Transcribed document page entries
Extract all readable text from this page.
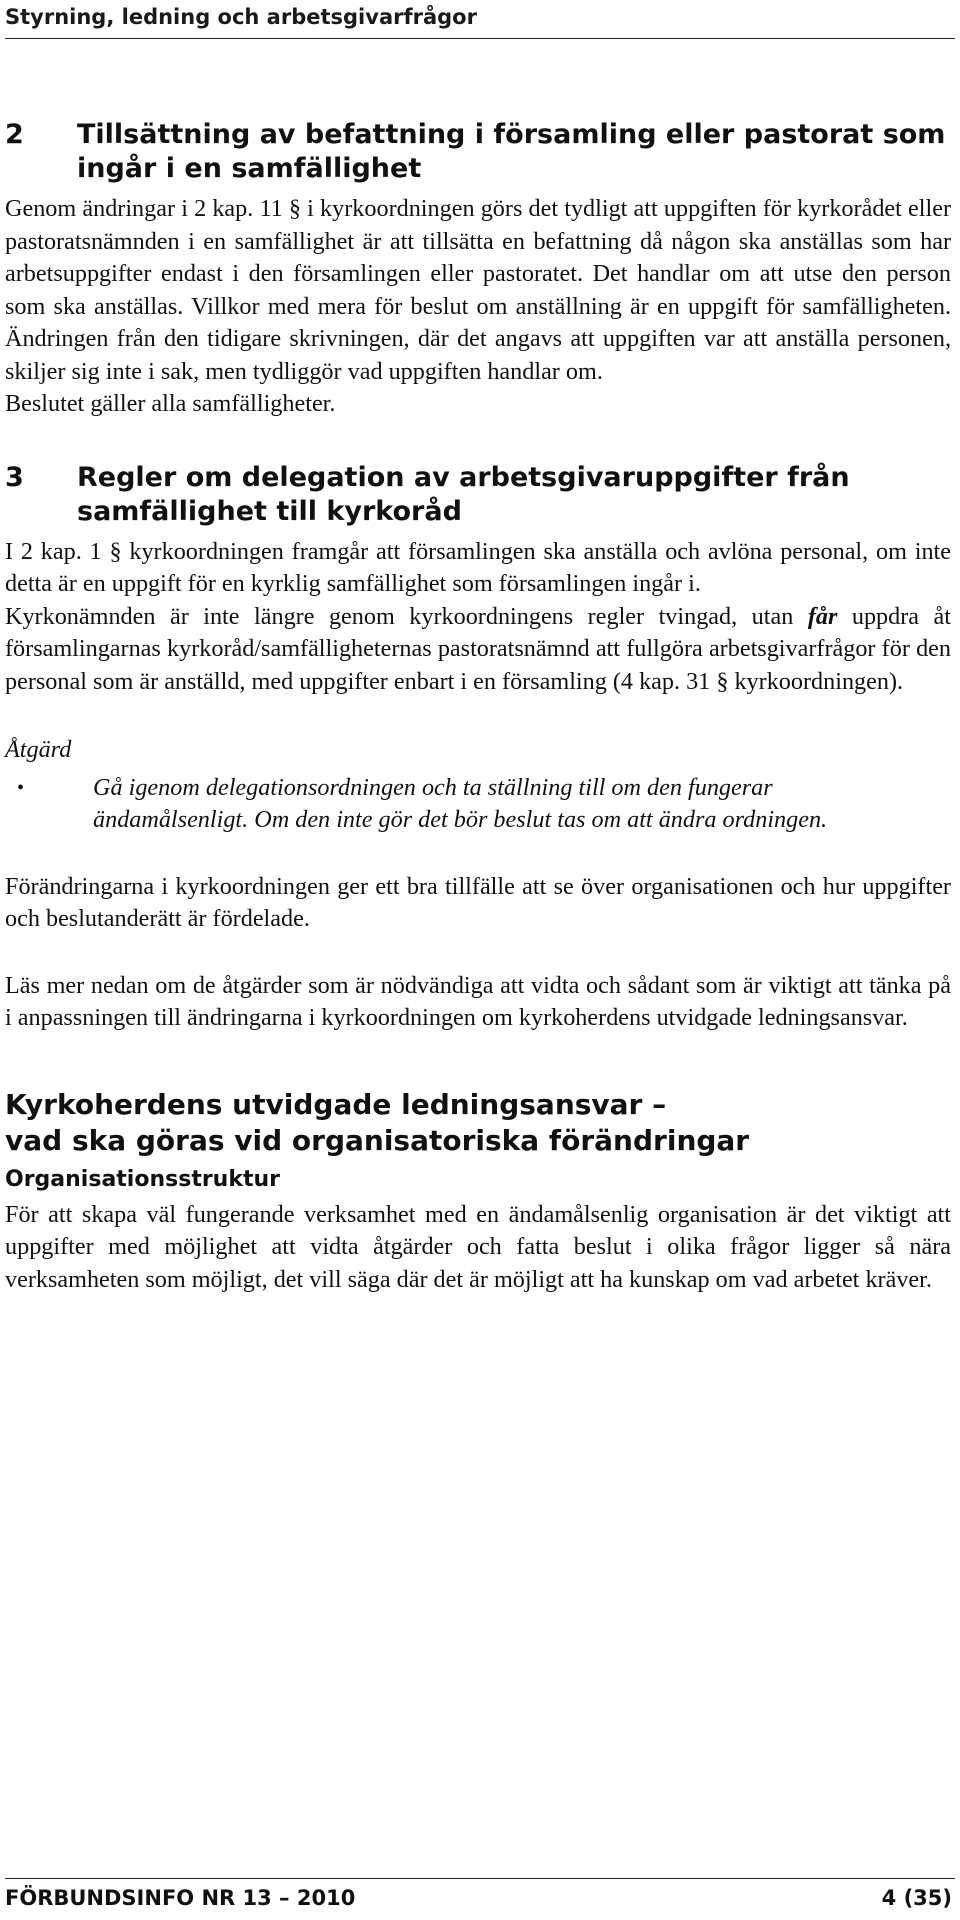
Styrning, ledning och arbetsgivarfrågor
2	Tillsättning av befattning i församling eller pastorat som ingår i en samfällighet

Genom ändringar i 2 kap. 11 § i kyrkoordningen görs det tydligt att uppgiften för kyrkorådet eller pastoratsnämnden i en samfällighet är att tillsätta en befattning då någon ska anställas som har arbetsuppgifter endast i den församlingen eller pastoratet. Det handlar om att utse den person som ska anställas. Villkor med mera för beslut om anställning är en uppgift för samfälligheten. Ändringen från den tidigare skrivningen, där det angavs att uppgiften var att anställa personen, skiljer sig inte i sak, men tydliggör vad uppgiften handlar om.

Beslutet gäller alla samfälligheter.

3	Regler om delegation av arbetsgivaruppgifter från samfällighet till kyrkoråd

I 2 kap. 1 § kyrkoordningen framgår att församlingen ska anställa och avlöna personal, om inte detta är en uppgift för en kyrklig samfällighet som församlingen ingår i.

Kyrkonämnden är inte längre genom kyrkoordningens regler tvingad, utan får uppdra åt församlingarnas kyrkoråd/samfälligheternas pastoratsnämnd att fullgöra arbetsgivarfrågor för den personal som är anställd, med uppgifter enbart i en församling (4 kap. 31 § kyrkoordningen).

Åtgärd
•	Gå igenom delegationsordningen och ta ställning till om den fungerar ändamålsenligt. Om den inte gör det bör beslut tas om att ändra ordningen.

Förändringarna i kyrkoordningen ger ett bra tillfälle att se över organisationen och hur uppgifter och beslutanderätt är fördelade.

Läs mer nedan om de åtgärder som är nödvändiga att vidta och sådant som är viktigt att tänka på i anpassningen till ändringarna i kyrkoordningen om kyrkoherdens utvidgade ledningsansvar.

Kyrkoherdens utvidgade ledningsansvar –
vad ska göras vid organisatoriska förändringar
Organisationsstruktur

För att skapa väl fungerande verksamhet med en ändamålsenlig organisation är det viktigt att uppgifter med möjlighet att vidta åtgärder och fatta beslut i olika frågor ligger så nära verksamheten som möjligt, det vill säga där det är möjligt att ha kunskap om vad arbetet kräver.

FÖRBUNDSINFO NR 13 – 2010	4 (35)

=== WORK TO BE COMPLETED ===
For every line in the data above that holds "personal", return the line itself.

=== TASK SOLUTION ===
I 2 kap. 1 § kyrkoordningen framgår att församlingen ska anställa och avlöna personal, om inte detta är en uppgift för en kyrklig samfällighet som församlingen ingår i.
Kyrkonämnden är inte längre genom kyrkoordningens regler tvingad, utan får uppdra åt församlingarnas kyrkoråd/samfälligheternas pastoratsnämnd att fullgöra arbetsgivarfrågor för den personal som är anställd, med uppgifter enbart i en församling (4 kap. 31 § kyrkoordningen).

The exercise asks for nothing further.